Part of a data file
# # # #

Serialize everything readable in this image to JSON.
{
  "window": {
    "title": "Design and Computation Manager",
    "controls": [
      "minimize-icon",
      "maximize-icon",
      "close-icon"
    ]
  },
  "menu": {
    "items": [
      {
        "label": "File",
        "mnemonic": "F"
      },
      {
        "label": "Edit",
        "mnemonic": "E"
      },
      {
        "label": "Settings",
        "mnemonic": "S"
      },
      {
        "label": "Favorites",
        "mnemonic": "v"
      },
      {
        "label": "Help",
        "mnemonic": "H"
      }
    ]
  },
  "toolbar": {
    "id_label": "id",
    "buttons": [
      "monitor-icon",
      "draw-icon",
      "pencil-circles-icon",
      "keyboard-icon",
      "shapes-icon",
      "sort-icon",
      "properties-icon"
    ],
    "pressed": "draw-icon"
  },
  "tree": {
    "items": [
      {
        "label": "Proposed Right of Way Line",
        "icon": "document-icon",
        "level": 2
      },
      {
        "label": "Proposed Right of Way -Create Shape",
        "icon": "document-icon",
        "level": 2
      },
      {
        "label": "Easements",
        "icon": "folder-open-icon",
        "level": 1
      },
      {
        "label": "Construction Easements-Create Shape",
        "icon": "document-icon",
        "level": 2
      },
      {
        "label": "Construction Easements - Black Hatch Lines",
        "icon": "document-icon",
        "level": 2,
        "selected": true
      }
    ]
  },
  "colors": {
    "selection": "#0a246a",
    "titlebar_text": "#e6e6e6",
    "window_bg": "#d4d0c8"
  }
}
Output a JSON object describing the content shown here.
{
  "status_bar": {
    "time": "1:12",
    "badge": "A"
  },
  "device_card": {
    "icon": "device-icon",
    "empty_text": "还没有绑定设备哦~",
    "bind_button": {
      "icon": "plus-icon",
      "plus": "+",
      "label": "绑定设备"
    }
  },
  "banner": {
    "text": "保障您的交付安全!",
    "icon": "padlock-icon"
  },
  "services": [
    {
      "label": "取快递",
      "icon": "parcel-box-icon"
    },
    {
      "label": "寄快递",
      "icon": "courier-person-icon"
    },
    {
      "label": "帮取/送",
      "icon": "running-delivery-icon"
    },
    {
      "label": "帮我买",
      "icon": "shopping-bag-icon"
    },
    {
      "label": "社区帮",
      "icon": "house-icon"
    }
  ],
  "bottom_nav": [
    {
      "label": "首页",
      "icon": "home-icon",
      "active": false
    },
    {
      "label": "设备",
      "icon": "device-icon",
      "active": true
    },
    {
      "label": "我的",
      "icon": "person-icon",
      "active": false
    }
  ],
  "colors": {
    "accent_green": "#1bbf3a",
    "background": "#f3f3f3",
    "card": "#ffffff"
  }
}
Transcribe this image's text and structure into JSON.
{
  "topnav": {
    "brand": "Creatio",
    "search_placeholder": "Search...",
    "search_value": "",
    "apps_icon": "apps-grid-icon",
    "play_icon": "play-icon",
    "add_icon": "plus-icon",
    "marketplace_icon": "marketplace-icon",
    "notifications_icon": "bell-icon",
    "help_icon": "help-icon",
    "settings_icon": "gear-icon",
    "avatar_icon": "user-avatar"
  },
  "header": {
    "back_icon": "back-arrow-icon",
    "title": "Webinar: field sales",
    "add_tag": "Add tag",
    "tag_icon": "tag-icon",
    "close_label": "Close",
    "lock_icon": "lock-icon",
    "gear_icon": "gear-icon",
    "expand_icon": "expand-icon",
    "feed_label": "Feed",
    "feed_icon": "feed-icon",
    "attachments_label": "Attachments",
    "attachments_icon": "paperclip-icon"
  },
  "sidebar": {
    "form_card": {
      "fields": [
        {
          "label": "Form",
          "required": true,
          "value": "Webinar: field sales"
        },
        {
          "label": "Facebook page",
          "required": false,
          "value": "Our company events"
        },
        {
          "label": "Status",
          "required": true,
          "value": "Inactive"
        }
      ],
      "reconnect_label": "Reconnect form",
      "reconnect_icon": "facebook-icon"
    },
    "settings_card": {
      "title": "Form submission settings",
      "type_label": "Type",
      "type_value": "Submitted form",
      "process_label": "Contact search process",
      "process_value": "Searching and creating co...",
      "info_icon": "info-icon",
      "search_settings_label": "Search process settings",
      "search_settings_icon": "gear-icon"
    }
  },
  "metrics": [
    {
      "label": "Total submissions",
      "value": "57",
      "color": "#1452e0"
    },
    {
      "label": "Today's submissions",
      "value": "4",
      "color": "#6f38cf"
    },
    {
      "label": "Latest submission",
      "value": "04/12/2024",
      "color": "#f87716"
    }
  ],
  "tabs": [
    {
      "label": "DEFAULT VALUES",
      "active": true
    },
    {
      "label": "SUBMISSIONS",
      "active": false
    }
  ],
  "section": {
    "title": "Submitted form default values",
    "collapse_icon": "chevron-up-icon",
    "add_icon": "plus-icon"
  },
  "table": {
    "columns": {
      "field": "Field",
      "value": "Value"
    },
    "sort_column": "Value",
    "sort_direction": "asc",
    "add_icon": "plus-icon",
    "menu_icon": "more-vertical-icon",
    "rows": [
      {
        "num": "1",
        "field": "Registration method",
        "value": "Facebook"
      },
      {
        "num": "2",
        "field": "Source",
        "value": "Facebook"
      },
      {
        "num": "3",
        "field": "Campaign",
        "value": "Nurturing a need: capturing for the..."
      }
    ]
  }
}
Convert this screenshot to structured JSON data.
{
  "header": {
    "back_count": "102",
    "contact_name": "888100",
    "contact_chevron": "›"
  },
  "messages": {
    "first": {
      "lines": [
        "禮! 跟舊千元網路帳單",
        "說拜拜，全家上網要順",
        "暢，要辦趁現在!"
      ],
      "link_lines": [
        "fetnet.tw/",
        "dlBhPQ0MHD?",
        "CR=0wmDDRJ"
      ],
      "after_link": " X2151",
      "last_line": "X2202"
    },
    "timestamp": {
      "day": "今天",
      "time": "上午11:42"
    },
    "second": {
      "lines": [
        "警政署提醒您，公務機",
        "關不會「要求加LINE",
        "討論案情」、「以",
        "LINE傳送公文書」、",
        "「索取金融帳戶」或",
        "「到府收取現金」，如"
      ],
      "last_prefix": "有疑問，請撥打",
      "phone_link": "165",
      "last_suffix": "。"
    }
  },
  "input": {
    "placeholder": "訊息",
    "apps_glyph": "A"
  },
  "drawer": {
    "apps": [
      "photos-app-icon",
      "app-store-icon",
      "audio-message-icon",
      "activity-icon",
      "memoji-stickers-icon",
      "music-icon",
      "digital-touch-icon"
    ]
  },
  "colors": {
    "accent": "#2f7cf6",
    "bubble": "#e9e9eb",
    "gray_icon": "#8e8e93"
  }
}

# # # #

- EXERCISE DESCRIPTION -
From the preceding material, extract every line exactly.

- SOLUTION -
Serialize everything readable in this image to JSON.
{
  "window": {
    "title": "Design and Computation Manager",
    "controls": [
      "minimize-icon",
      "maximize-icon",
      "close-icon"
    ]
  },
  "menu": {
    "items": [
      {
        "label": "File",
        "mnemonic": "F"
      },
      {
        "label": "Edit",
        "mnemonic": "E"
      },
      {
        "label": "Settings",
        "mnemonic": "S"
      },
      {
        "label": "Favorites",
        "mnemonic": "v"
      },
      {
        "label": "Help",
        "mnemonic": "H"
      }
    ]
  },
  "toolbar": {
    "id_label": "id",
    "buttons": [
      "monitor-icon",
      "draw-icon",
      "pencil-circles-icon",
      "keyboard-icon",
      "shapes-icon",
      "sort-icon",
      "properties-icon"
    ],
    "pressed": "draw-icon"
  },
  "tree": {
    "items": [
      {
        "label": "Proposed Right of Way Line",
        "icon": "document-icon",
        "level": 2
      },
      {
        "label": "Proposed Right of Way -Create Shape",
        "icon": "document-icon",
        "level": 2
      },
      {
        "label": "Easements",
        "icon": "folder-open-icon",
        "level": 1
      },
      {
        "label": "Construction Easements-Create Shape",
        "icon": "document-icon",
        "level": 2
      },
      {
        "label": "Construction Easements - Black Hatch Lines",
        "icon": "document-icon",
        "level": 2,
        "selected": true
      }
    ]
  },
  "colors": {
    "selection": "#0a246a",
    "titlebar_text": "#e6e6e6",
    "window_bg": "#d4d0c8"
  }
}
Output a JSON object describing the content shown here.
{
  "status_bar": {
    "time": "1:12",
    "badge": "A"
  },
  "device_card": {
    "icon": "device-icon",
    "empty_text": "还没有绑定设备哦~",
    "bind_button": {
      "icon": "plus-icon",
      "plus": "+",
      "label": "绑定设备"
    }
  },
  "banner": {
    "text": "保障您的交付安全!",
    "icon": "padlock-icon"
  },
  "services": [
    {
      "label": "取快递",
      "icon": "parcel-box-icon"
    },
    {
      "label": "寄快递",
      "icon": "courier-person-icon"
    },
    {
      "label": "帮取/送",
      "icon": "running-delivery-icon"
    },
    {
      "label": "帮我买",
      "icon": "shopping-bag-icon"
    },
    {
      "label": "社区帮",
      "icon": "house-icon"
    }
  ],
  "bottom_nav": [
    {
      "label": "首页",
      "icon": "home-icon",
      "active": false
    },
    {
      "label": "设备",
      "icon": "device-icon",
      "active": true
    },
    {
      "label": "我的",
      "icon": "person-icon",
      "active": false
    }
  ],
  "colors": {
    "accent_green": "#1bbf3a",
    "background": "#f3f3f3",
    "card": "#ffffff"
  }
}
Transcribe this image's text and structure into JSON.
{
  "topnav": {
    "brand": "Creatio",
    "search_placeholder": "Search...",
    "search_value": "",
    "apps_icon": "apps-grid-icon",
    "play_icon": "play-icon",
    "add_icon": "plus-icon",
    "marketplace_icon": "marketplace-icon",
    "notifications_icon": "bell-icon",
    "help_icon": "help-icon",
    "settings_icon": "gear-icon",
    "avatar_icon": "user-avatar"
  },
  "header": {
    "back_icon": "back-arrow-icon",
    "title": "Webinar: field sales",
    "add_tag": "Add tag",
    "tag_icon": "tag-icon",
    "close_label": "Close",
    "lock_icon": "lock-icon",
    "gear_icon": "gear-icon",
    "expand_icon": "expand-icon",
    "feed_label": "Feed",
    "feed_icon": "feed-icon",
    "attachments_label": "Attachments",
    "attachments_icon": "paperclip-icon"
  },
  "sidebar": {
    "form_card": {
      "fields": [
        {
          "label": "Form",
          "required": true,
          "value": "Webinar: field sales"
        },
        {
          "label": "Facebook page",
          "required": false,
          "value": "Our company events"
        },
        {
          "label": "Status",
          "required": true,
          "value": "Inactive"
        }
      ],
      "reconnect_label": "Reconnect form",
      "reconnect_icon": "facebook-icon"
    },
    "settings_card": {
      "title": "Form submission settings",
      "type_label": "Type",
      "type_value": "Submitted form",
      "process_label": "Contact search process",
      "process_value": "Searching and creating co...",
      "info_icon": "info-icon",
      "search_settings_label": "Search process settings",
      "search_settings_icon": "gear-icon"
    }
  },
  "metrics": [
    {
      "label": "Total submissions",
      "value": "57",
      "color": "#1452e0"
    },
    {
      "label": "Today's submissions",
      "value": "4",
      "color": "#6f38cf"
    },
    {
      "label": "Latest submission",
      "value": "04/12/2024",
      "color": "#f87716"
    }
  ],
  "tabs": [
    {
      "label": "DEFAULT VALUES",
      "active": true
    },
    {
      "label": "SUBMISSIONS",
      "active": false
    }
  ],
  "section": {
    "title": "Submitted form default values",
    "collapse_icon": "chevron-up-icon",
    "add_icon": "plus-icon"
  },
  "table": {
    "columns": {
      "field": "Field",
      "value": "Value"
    },
    "sort_column": "Value",
    "sort_direction": "asc",
    "add_icon": "plus-icon",
    "menu_icon": "more-vertical-icon",
    "rows": [
      {
        "num": "1",
        "field": "Registration method",
        "value": "Facebook"
      },
      {
        "num": "2",
        "field": "Source",
        "value": "Facebook"
      },
      {
        "num": "3",
        "field": "Campaign",
        "value": "Nurturing a need: capturing for the..."
      }
    ]
  }
}
Convert this screenshot to structured JSON data.
{
  "header": {
    "back_count": "102",
    "contact_name": "888100",
    "contact_chevron": "›"
  },
  "messages": {
    "first": {
      "lines": [
        "禮! 跟舊千元網路帳單",
        "說拜拜，全家上網要順",
        "暢，要辦趁現在!"
      ],
      "link_lines": [
        "fetnet.tw/",
        "dlBhPQ0MHD?",
        "CR=0wmDDRJ"
      ],
      "after_link": " X2151",
      "last_line": "X2202"
    },
    "timestamp": {
      "day": "今天",
      "time": "上午11:42"
    },
    "second": {
      "lines": [
        "警政署提醒您，公務機",
        "關不會「要求加LINE",
        "討論案情」、「以",
        "LINE傳送公文書」、",
        "「索取金融帳戶」或",
        "「到府收取現金」，如"
      ],
      "last_prefix": "有疑問，請撥打",
      "phone_link": "165",
      "last_suffix": "。"
    }
  },
  "input": {
    "placeholder": "訊息",
    "apps_glyph": "A"
  },
  "drawer": {
    "apps": [
      "photos-app-icon",
      "app-store-icon",
      "audio-message-icon",
      "activity-icon",
      "memoji-stickers-icon",
      "music-icon",
      "digital-touch-icon"
    ]
  },
  "colors": {
    "accent": "#2f7cf6",
    "bubble": "#e9e9eb",
    "gray_icon": "#8e8e93"
  }
}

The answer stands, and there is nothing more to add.